Activity list
1. In the Par Vinu page, reproduce the passage from "Opening Hours applied" to "of the entrance." word for word.
2. According to the Par Vinu page, how many letters of objection were received about the Par Vinu application?

The hearing for the licence application for Par Vinu, the proposed wine bar under Phelps, is due to take place this Tuesday, 10 October at 7.00 in York House. There have been 88 letters of objection. To put this in context when the law was changed and the Ailsa Tavern applied for extended opening hours the council received 71 letters of objection. The extra hours were not granted. The Turks Head received 52 objections when they applied for extended hours and the St Margarets Tavern 56 objections.
Opening Hours applied for are:
- Mon-Thur 10:30-23:30
- Fri-Sat 10:30-00.00 Sun 11:00-23:30
- 01:00 on Christmas Eve, and on Bank Holiday Sundays
- 02:00 on New Year’s Eve.
Links
Comments
Just to let everyone know that the Licensing committee did give Parvinu their licence this evening.
They would only accept objections from people within 150 metres of the venue - but the applicants will have to do a leaflet drop (presumably again within 150 metres of the venue) and provide a telephone number to this website - in order to give residents a contact number to ring in the case of any problems. Also they must not allow coaches to park within 200 metres of the entrance.

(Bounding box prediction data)
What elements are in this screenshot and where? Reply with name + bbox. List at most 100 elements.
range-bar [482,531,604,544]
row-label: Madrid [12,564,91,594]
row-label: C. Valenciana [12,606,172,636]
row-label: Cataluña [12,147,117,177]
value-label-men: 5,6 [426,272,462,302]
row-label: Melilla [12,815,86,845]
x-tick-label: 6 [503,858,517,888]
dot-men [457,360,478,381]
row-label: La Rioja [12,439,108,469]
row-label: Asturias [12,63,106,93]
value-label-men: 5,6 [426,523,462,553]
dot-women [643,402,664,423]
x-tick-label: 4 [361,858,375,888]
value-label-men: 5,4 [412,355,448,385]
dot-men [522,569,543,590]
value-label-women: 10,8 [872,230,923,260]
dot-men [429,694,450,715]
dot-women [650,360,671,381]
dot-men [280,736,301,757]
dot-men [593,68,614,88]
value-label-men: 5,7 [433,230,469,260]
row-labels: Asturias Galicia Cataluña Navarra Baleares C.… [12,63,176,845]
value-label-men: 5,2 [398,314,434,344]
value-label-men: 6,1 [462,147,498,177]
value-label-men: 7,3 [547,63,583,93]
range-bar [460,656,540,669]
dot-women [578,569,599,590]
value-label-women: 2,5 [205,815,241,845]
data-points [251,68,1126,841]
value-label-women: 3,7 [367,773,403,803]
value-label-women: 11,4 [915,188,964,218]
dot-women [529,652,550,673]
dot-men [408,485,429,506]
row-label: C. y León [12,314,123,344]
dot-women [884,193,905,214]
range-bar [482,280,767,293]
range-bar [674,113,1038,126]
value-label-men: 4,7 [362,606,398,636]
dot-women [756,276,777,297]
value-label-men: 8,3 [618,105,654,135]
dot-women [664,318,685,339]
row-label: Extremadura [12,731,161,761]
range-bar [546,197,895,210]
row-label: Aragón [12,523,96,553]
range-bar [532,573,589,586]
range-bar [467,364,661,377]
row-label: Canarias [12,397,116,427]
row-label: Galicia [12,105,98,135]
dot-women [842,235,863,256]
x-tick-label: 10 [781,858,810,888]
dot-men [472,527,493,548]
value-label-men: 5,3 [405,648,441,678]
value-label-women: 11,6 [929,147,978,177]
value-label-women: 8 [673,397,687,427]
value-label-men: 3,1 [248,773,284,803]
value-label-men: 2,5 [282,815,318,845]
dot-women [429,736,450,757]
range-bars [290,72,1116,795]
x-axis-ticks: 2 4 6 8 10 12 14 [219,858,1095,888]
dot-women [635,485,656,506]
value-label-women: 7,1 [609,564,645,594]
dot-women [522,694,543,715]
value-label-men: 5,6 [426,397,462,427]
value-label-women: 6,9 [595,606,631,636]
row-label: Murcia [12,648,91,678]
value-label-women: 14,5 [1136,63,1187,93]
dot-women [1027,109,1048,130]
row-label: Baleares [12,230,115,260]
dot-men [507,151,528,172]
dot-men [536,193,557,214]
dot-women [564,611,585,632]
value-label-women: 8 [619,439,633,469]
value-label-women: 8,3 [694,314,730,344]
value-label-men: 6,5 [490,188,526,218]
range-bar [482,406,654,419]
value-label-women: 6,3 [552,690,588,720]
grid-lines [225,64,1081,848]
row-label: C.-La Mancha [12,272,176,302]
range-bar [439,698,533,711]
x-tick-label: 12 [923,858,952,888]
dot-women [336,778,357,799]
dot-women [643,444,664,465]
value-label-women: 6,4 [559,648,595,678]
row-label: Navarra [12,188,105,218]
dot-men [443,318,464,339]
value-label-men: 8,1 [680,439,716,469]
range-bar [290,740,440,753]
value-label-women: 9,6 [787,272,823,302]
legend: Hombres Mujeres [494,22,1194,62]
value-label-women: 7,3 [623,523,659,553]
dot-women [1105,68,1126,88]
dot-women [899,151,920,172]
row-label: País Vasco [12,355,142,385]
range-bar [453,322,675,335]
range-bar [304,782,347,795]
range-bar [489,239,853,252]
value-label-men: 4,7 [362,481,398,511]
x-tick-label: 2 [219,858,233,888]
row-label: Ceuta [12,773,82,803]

Responses to the tasks
1.
Opening Hours applied for are:
- Mon-Thur 10:30-23:30
- Fri-Sat 10:30-00.00 Sun 11:00-23:30
- 01:00 on Christmas Eve, and on Bank Holiday Sundays
- 02:00 on New Year’s Eve.
Links
Comments
Just to let everyone know that the Licensing committee did give Parvinu their licence this evening.
They would only accept objections from people within 150 metres of the venue - but the applicants will have to do a leaflet drop (presumably again within 150 metres of the venue) and provide a telephone number to this website - in order to give residents a contact number to ring in the case of any problems. Also they must not allow coaches to park within 200 metres of the entrance.

2. 88